START Source records
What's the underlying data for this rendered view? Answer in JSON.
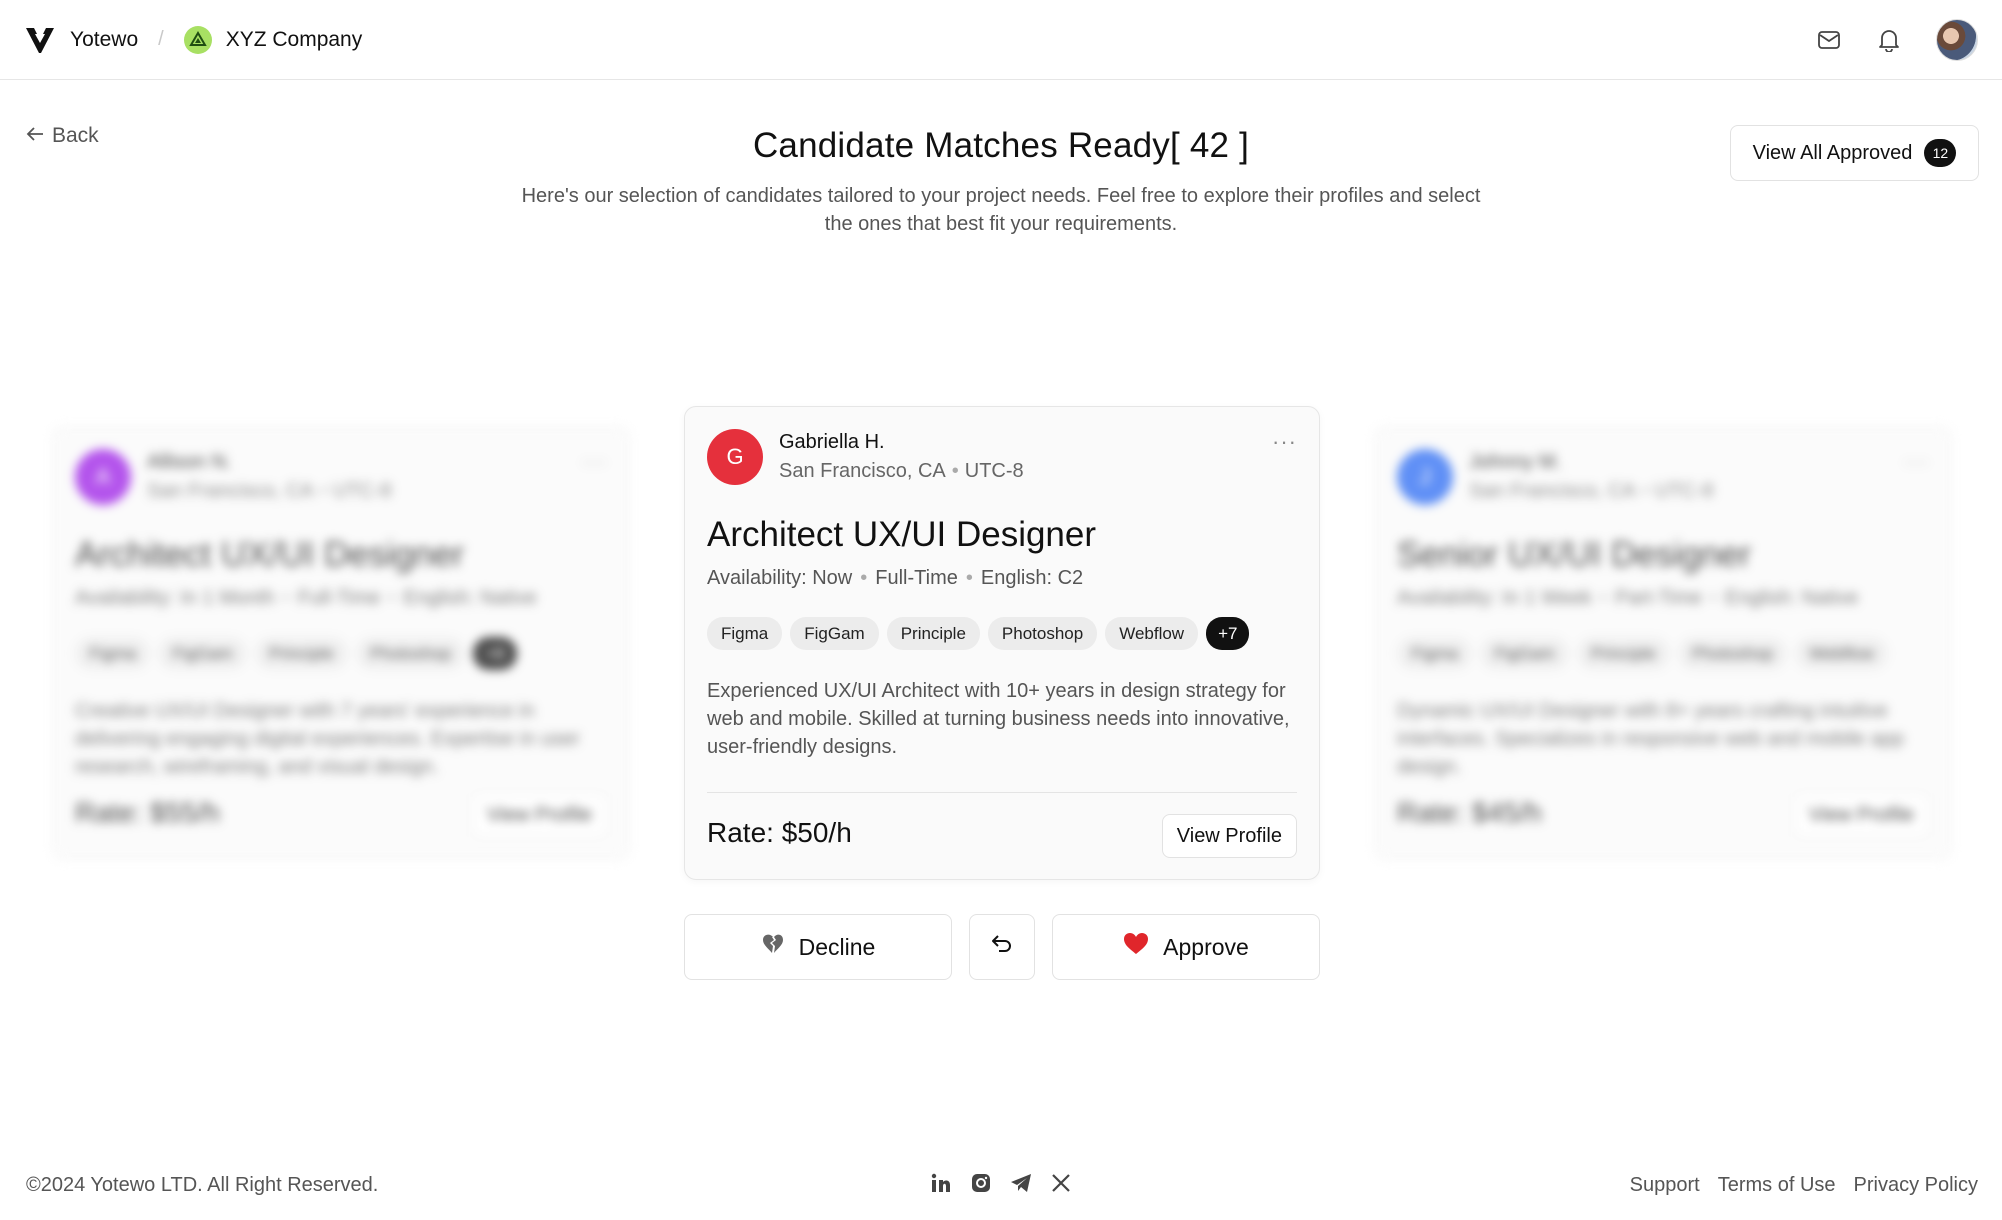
{
  "topbar": {
    "brand_name": "Yotewo",
    "separator": "/",
    "company_name": "XYZ Company",
    "icons": [
      "brand-logo-icon",
      "company-logo-icon",
      "mail-icon",
      "bell-icon",
      "avatar"
    ]
  },
  "header": {
    "back_label": "Back",
    "title": "Candidate Matches Ready",
    "count": "[ 42 ]",
    "subtitle": "Here's our selection of candidates tailored to your project needs. Feel free to explore their profiles and select the ones that best fit your requirements.",
    "view_approved_label": "View All Approved",
    "approved_count": "12"
  },
  "cards": {
    "left": {
      "initial": "A",
      "avatar_color": "#9b1be6",
      "name": "Allison N.",
      "location": "San Francisco, CA",
      "timezone": "UTC-8",
      "role": "Architect UX/UI Designer",
      "availability": "Availability: In 1 Month",
      "type": "Full-Time",
      "english": "English: Native",
      "tags": [
        "Figma",
        "FigGam",
        "Principle",
        "Photoshop"
      ],
      "more_tags": "+8",
      "description": "Creative UX/UI Designer with 7 years' experience in delivering engaging digital experiences. Expertise in user research, wireframing, and visual design.",
      "rate": "Rate: $55/h",
      "view_profile_label": "View Profile"
    },
    "center": {
      "initial": "G",
      "avatar_color": "#e5303c",
      "name": "Gabriella H.",
      "location": "San Francisco, CA",
      "timezone": "UTC-8",
      "role": "Architect UX/UI Designer",
      "availability": "Availability: Now",
      "type": "Full-Time",
      "english": "English: C2",
      "tags": [
        "Figma",
        "FigGam",
        "Principle",
        "Photoshop",
        "Webflow"
      ],
      "more_tags": "+7",
      "description": "Experienced UX/UI Architect with 10+ years in design strategy for web and mobile. Skilled at turning business needs into innovative, user-friendly designs.",
      "rate": "Rate: $50/h",
      "view_profile_label": "View Profile"
    },
    "right": {
      "initial": "J",
      "avatar_color": "#2b6bf3",
      "name": "Johnny M.",
      "location": "San Francisco, CA",
      "timezone": "UTC-8",
      "role": "Senior UX/UI Designer",
      "availability": "Availability: In 1 Week",
      "type": "Part-Time",
      "english": "English: Native",
      "tags": [
        "Figma",
        "FigGam",
        "Principle",
        "Photoshop",
        "Webflow"
      ],
      "description": "Dynamic UX/UI Designer with 8+ years crafting intuitive interfaces. Specializes in responsive web and mobile app design.",
      "rate": "Rate: $45/h",
      "view_profile_label": "View Profile"
    }
  },
  "actions": {
    "decline_label": "Decline",
    "approve_label": "Approve",
    "undo_icon": "undo-icon",
    "decline_icon": "broken-heart-icon",
    "approve_icon": "heart-icon",
    "approve_color": "#e0262b"
  },
  "footer": {
    "copyright": "©2024 Yotewo LTD. All Right Reserved.",
    "socials": [
      "linkedin-icon",
      "instagram-icon",
      "telegram-icon",
      "x-icon"
    ],
    "links": [
      "Support",
      "Terms of Use",
      "Privacy Policy"
    ]
  }
}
END Source records
- Work to be completed -
Of the lines above, how many hold the word "mobile"? Say the number alone.

- Answer to this exercise -
2